***** SOURCE RECORDS

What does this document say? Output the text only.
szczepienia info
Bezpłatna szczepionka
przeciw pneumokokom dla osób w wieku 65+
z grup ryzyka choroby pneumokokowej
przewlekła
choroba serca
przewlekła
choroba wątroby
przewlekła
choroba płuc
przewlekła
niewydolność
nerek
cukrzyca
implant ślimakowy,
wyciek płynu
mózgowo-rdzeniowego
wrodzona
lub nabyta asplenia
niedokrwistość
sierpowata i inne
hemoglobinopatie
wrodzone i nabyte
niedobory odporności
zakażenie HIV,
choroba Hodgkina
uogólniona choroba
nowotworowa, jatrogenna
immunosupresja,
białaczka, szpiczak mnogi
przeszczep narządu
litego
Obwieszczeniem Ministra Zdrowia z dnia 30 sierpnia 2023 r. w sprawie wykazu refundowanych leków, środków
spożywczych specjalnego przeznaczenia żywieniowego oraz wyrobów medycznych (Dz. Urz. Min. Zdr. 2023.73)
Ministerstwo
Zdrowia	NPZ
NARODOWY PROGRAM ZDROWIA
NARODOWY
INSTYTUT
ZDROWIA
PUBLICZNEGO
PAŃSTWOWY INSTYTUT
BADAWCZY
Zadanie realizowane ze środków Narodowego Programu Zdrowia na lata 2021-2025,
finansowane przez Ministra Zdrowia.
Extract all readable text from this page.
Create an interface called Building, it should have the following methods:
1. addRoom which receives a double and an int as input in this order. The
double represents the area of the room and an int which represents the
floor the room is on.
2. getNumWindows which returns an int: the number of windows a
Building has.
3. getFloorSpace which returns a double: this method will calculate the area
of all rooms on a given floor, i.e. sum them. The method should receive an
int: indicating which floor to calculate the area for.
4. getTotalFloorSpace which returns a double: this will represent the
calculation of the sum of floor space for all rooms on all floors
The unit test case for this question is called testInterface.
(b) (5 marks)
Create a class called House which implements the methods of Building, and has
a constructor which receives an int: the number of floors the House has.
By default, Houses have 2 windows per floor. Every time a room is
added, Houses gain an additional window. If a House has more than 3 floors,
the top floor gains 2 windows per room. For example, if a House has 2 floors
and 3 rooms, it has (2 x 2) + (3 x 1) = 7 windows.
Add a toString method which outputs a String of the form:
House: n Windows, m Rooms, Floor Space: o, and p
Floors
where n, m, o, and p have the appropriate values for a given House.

**********

WORK TO COMPLETE:
Repeat every line of the material exactly as given.

OUTPUT OF THE EXERCISE:
What does this document say? Output the text only.
szczepienia info
Bezpłatna szczepionka
przeciw pneumokokom dla osób w wieku 65+
z grup ryzyka choroby pneumokokowej
przewlekła
choroba serca
przewlekła
choroba wątroby
przewlekła
choroba płuc
przewlekła
niewydolność
nerek
cukrzyca
implant ślimakowy,
wyciek płynu
mózgowo-rdzeniowego
wrodzona
lub nabyta asplenia
niedokrwistość
sierpowata i inne
hemoglobinopatie
wrodzone i nabyte
niedobory odporności
zakażenie HIV,
choroba Hodgkina
uogólniona choroba
nowotworowa, jatrogenna
immunosupresja,
białaczka, szpiczak mnogi
przeszczep narządu
litego
Obwieszczeniem Ministra Zdrowia z dnia 30 sierpnia 2023 r. w sprawie wykazu refundowanych leków, środków
spożywczych specjalnego przeznaczenia żywieniowego oraz wyrobów medycznych (Dz. Urz. Min. Zdr. 2023.73)
Ministerstwo
Zdrowia	NPZ
NARODOWY PROGRAM ZDROWIA
NARODOWY
INSTYTUT
ZDROWIA
PUBLICZNEGO
PAŃSTWOWY INSTYTUT
BADAWCZY
Zadanie realizowane ze środków Narodowego Programu Zdrowia na lata 2021-2025,
finansowane przez Ministra Zdrowia.
Extract all readable text from this page.
Create an interface called Building, it should have the following methods:
1. addRoom which receives a double and an int as input in this order. The
double represents the area of the room and an int which represents the
floor the room is on.
2. getNumWindows which returns an int: the number of windows a
Building has.
3. getFloorSpace which returns a double: this method will calculate the area
of all rooms on a given floor, i.e. sum them. The method should receive an
int: indicating which floor to calculate the area for.
4. getTotalFloorSpace which returns a double: this will represent the
calculation of the sum of floor space for all rooms on all floors
The unit test case for this question is called testInterface.
(b) (5 marks)
Create a class called House which implements the methods of Building, and has
a constructor which receives an int: the number of floors the House has.
By default, Houses have 2 windows per floor. Every time a room is
added, Houses gain an additional window. If a House has more than 3 floors,
the top floor gains 2 windows per room. For example, if a House has 2 floors
and 3 rooms, it has (2 x 2) + (3 x 1) = 7 windows.
Add a toString method which outputs a String of the form:
House: n Windows, m Rooms, Floor Space: o, and p
Floors
where n, m, o, and p have the appropriate values for a given House.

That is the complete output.